Material shown start

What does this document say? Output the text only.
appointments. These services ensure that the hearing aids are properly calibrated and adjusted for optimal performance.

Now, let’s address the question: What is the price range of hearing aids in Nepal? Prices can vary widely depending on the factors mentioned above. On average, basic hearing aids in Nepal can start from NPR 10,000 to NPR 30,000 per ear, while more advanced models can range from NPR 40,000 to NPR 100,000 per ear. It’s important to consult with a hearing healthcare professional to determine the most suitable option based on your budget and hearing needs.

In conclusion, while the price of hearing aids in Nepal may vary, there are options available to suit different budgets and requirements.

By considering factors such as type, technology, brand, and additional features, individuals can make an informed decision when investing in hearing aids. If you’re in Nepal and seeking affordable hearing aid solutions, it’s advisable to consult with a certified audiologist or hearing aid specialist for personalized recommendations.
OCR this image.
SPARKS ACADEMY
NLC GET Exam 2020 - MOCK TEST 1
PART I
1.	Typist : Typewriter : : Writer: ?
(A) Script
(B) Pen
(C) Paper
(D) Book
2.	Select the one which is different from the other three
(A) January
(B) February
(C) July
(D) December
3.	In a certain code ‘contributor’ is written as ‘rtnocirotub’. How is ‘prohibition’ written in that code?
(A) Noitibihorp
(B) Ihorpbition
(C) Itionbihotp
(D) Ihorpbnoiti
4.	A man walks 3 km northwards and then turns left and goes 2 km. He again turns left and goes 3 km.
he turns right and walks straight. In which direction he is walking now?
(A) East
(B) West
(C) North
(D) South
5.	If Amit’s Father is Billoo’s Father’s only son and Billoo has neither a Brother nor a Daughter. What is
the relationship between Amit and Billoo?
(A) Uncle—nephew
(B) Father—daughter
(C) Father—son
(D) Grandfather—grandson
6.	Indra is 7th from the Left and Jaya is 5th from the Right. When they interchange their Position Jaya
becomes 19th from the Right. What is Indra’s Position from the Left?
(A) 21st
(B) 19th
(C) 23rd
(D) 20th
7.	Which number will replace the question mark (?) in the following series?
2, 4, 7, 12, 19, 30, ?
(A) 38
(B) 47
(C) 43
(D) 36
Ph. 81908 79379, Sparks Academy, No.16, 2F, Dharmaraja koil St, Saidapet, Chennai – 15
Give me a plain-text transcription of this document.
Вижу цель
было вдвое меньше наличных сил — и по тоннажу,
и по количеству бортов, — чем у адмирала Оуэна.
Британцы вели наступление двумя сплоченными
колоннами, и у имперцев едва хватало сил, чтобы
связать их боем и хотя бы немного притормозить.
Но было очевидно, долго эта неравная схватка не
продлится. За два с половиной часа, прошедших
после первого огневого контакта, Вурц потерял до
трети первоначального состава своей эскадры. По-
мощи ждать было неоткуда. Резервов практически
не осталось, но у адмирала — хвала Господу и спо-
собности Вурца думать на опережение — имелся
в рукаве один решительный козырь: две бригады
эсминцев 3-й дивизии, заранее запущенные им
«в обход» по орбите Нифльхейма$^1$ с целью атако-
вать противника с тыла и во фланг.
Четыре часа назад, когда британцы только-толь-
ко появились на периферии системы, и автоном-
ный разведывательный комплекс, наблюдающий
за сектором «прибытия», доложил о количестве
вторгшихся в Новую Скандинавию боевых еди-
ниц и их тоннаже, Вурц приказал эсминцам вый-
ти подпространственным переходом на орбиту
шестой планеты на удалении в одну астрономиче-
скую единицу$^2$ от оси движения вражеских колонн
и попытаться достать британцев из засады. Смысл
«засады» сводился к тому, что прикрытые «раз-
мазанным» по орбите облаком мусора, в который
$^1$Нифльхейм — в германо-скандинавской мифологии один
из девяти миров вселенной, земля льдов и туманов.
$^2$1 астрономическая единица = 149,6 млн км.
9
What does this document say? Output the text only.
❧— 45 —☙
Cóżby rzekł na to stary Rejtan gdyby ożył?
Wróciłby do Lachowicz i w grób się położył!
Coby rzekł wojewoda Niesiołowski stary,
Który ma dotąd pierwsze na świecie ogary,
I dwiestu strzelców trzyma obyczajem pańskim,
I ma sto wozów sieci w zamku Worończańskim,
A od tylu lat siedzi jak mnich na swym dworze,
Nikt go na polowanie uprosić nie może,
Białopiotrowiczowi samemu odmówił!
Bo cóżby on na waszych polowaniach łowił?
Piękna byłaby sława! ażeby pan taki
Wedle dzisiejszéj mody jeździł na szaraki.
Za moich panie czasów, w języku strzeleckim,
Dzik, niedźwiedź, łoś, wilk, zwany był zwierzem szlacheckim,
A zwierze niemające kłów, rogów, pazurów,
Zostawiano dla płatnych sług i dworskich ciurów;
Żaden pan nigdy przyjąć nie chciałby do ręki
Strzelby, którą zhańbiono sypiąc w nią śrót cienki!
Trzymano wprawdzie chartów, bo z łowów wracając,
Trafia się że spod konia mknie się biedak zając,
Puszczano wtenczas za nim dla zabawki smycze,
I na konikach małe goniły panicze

Material shown end

Work out how many lines of the listing above include the word "stary". Reply with nothing but the count.

2